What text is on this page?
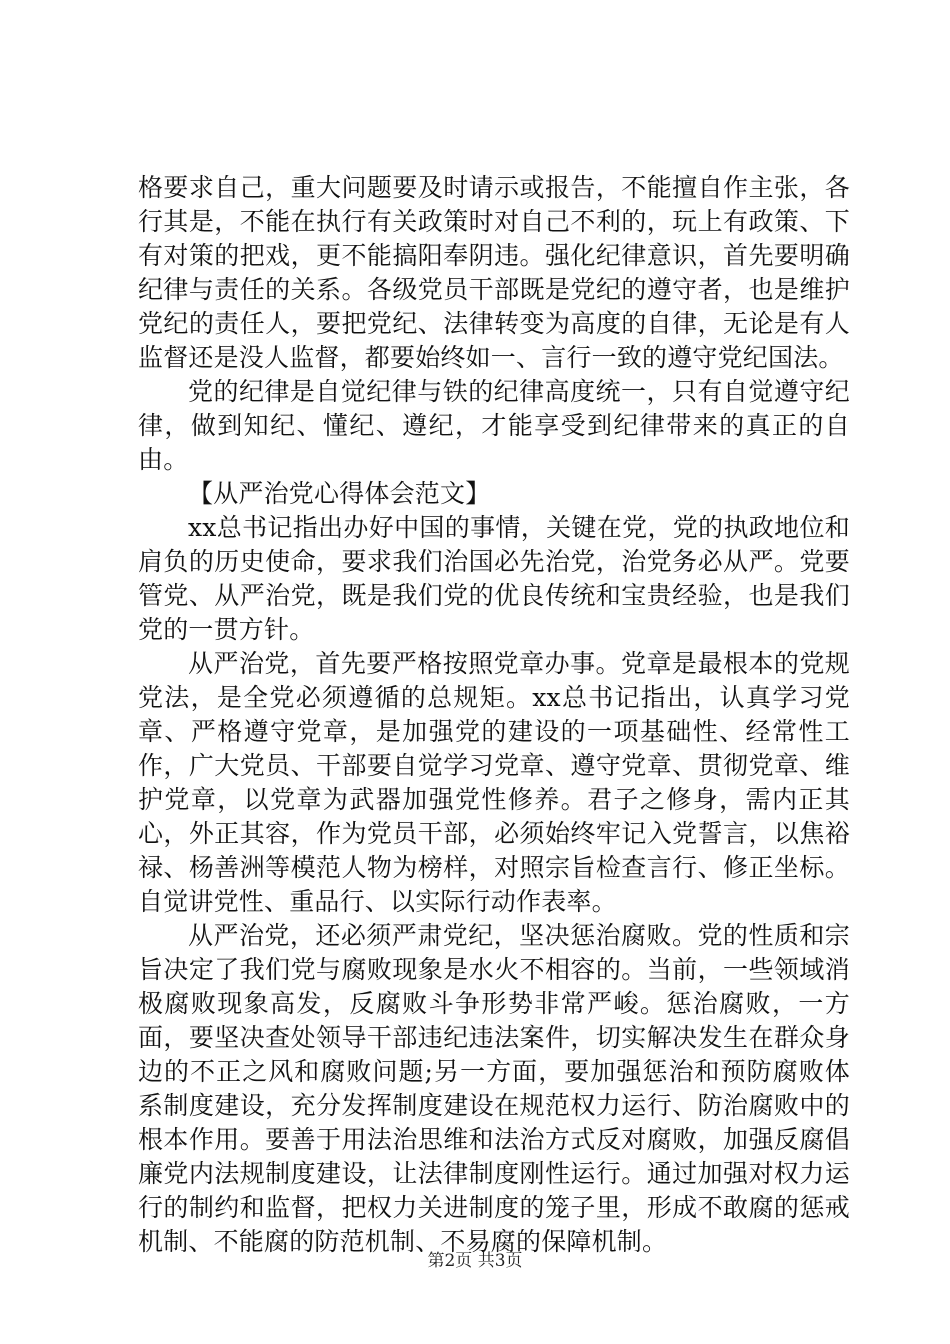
格要求自己，重大问题要及时请示或报告，不能擅自作主张，各行其是，不能在执行有关政策时对自己不利的，玩上有政策、下有对策的把戏，更不能搞阳奉阴违。强化纪律意识，首先要明确纪律与责任的关系。各级党员干部既是党纪的遵守者，也是维护党纪的责任人，要把党纪、法律转变为高度的自律，无论是有人监督还是没人监督，都要始终如一、言行一致的遵守党纪国法。

党的纪律是自觉纪律与铁的纪律高度统一，只有自觉遵守纪律，做到知纪、懂纪、遵纪，才能享受到纪律带来的真正的自由。

【从严治党心得体会范文】

xx总书记指出办好中国的事情，关键在党，党的执政地位和肩负的历史使命，要求我们治国必先治党，治党务必从严。党要管党、从严治党，既是我们党的优良传统和宝贵经验，也是我们党的一贯方针。

从严治党，首先要严格按照党章办事。党章是最根本的党规党法，是全党必须遵循的总规矩。xx总书记指出，认真学习党章、严格遵守党章，是加强党的建设的一项基础性、经常性工作，广大党员、干部要自觉学习党章、遵守党章、贯彻党章、维护党章，以党章为武器加强党性修养。君子之修身，需内正其心，外正其容，作为党员干部，必须始终牢记入党誓言，以焦裕禄、杨善洲等模范人物为榜样，对照宗旨检查言行、修正坐标。自觉讲党性、重品行、以实际行动作表率。

从严治党，还必须严肃党纪，坚决惩治腐败。党的性质和宗旨决定了我们党与腐败现象是水火不相容的。当前，一些领域消极腐败现象高发，反腐败斗争形势非常严峻。惩治腐败，一方面，要坚决查处领导干部违纪违法案件，切实解决发生在群众身边的不正之风和腐败问题;另一方面，要加强惩治和预防腐败体系制度建设，充分发挥制度建设在规范权力运行、防治腐败中的根本作用。要善于用法治思维和法治方式反对腐败，加强反腐倡廉党内法规制度建设，让法律制度刚性运行。通过加强对权力运行的制约和监督，把权力关进制度的笼子里，形成不敢腐的惩戒机制、不能腐的防范机制、不易腐的保障机制。

第2页 共3页
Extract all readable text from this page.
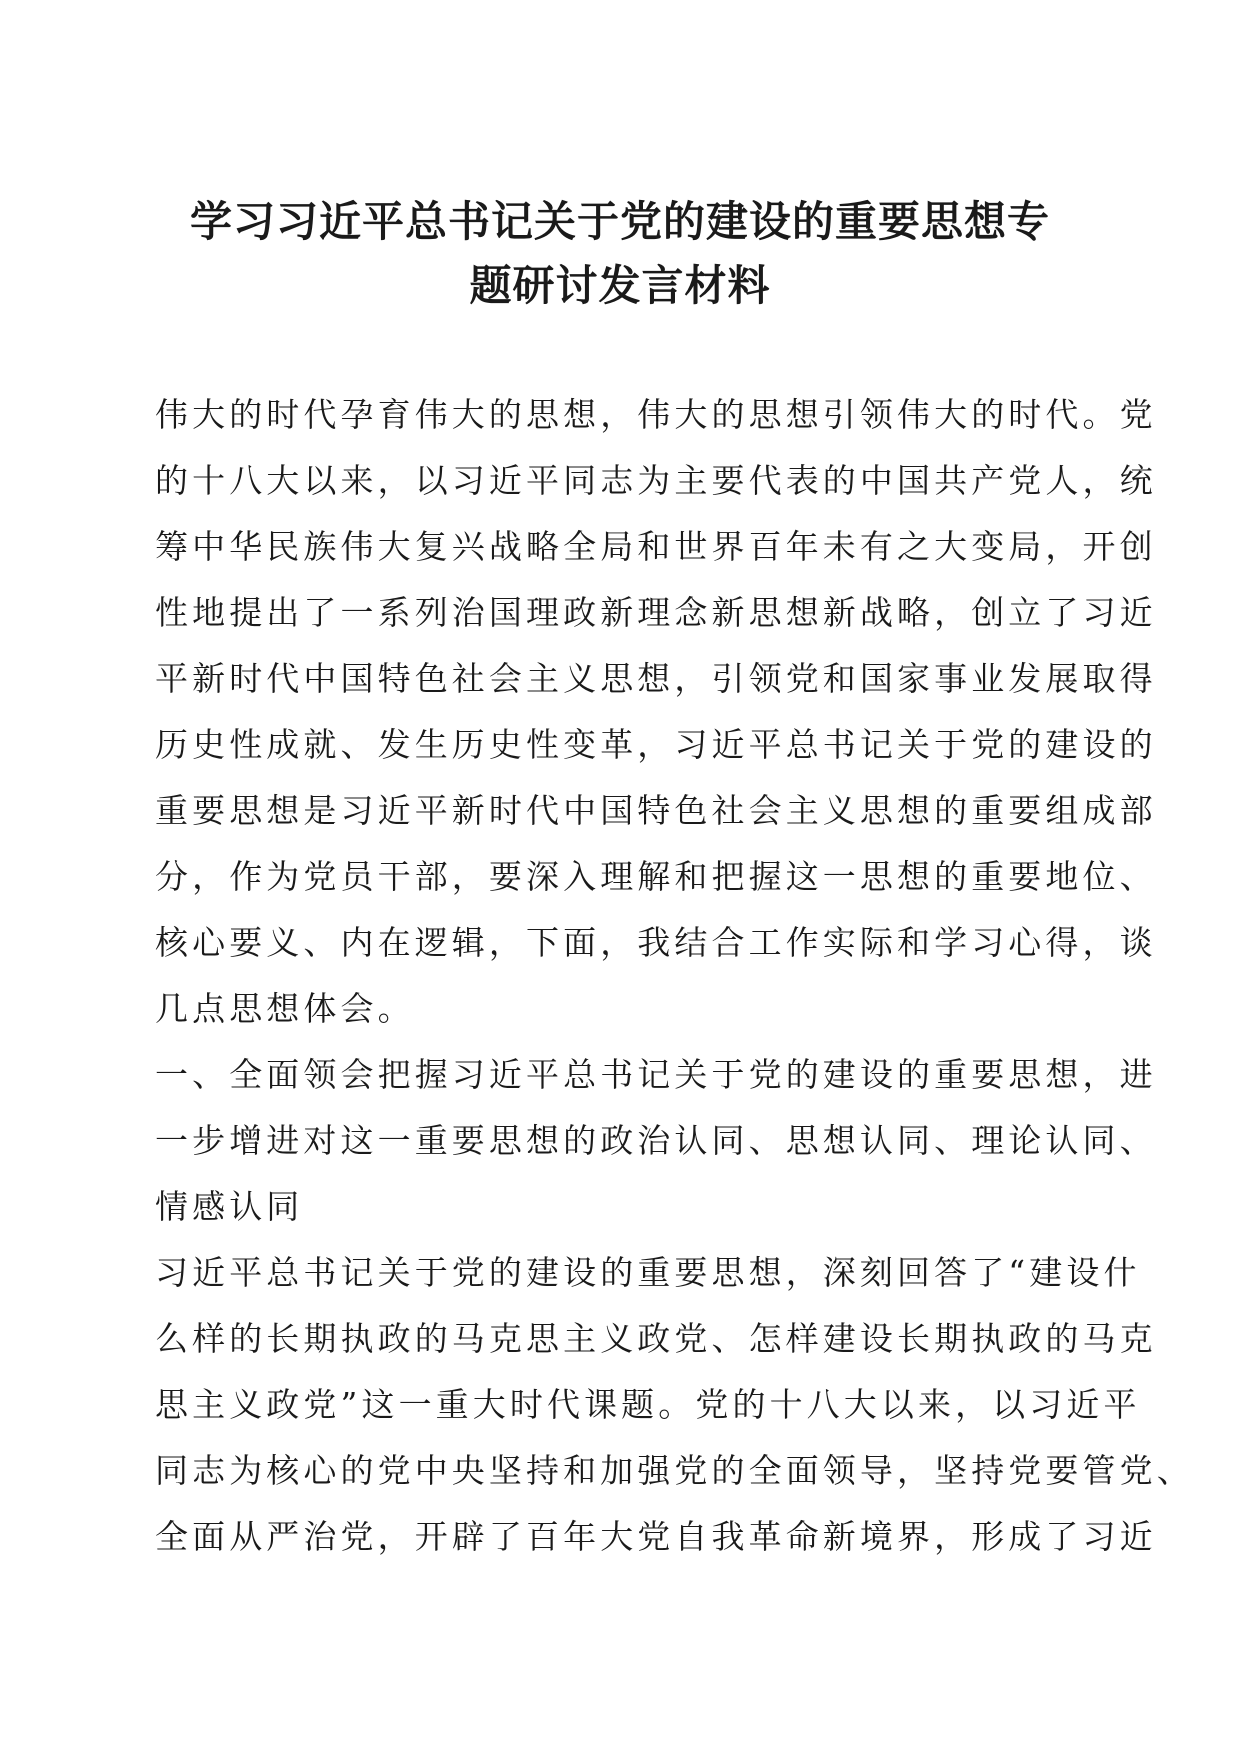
学习习近平总书记关于党的建设的重要思想专
题研讨发言材料
伟大的时代孕育伟大的思想，伟大的思想引领伟大的时代。党
的十八大以来，以习近平同志为主要代表的中国共产党人，统
筹中华民族伟大复兴战略全局和世界百年未有之大变局，开创
性地提出了一系列治国理政新理念新思想新战略，创立了习近
平新时代中国特色社会主义思想，引领党和国家事业发展取得
历史性成就、发生历史性变革，习近平总书记关于党的建设的
重要思想是习近平新时代中国特色社会主义思想的重要组成部
分，作为党员干部，要深入理解和把握这一思想的重要地位、
核心要义、内在逻辑，下面，我结合工作实际和学习心得，谈
几点思想体会。
一、全面领会把握习近平总书记关于党的建设的重要思想，进
一步增进对这一重要思想的政治认同、思想认同、理论认同、
情感认同
习近平总书记关于党的建设的重要思想，深刻回答了“建设什
么样的长期执政的马克思主义政党、怎样建设长期执政的马克
思主义政党”这一重大时代课题。党的十八大以来，以习近平
同志为核心的党中央坚持和加强党的全面领导，坚持党要管党、
全面从严治党，开辟了百年大党自我革命新境界，形成了习近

What you will do: Gather all lines from the listing above in which "page" occurs.

Exercise output:
What text is on this page?
Extract all readable text from this page.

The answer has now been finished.